#### What is asked:
Select the lines that contain "Целевая" and copy each of them.

====

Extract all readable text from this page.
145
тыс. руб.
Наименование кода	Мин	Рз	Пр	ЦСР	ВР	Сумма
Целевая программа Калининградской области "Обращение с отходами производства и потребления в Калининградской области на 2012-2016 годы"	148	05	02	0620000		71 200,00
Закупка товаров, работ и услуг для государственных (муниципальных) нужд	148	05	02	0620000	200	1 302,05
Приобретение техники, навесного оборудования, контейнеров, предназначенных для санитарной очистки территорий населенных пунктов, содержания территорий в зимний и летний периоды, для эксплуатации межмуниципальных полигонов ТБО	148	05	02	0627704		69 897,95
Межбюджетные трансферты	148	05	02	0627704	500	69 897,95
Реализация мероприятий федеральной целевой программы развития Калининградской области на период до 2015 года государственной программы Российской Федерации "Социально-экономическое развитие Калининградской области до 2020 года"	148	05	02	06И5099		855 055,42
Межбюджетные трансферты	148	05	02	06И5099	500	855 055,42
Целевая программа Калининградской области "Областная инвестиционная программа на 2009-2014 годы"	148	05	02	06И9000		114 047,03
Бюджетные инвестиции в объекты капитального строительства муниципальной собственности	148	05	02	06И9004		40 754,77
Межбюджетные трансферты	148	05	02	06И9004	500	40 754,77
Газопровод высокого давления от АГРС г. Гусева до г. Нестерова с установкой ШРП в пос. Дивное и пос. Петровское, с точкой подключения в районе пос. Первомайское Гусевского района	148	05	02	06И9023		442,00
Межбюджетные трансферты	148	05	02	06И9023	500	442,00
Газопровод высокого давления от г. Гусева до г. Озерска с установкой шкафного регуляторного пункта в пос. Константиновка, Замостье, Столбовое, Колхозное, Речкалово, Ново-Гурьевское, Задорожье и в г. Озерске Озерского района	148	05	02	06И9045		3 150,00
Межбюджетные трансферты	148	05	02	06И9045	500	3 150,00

====

#### The response:
Целевая программа Калининградской области "Обращение с отходами производства и потребления в Калининградской области на 2012-2016 годы"	148	05	02	0620000		71 200,00
Целевая программа Калининградской области "Областная инвестиционная программа на 2009-2014 годы"	148	05	02	06И9000		114 047,03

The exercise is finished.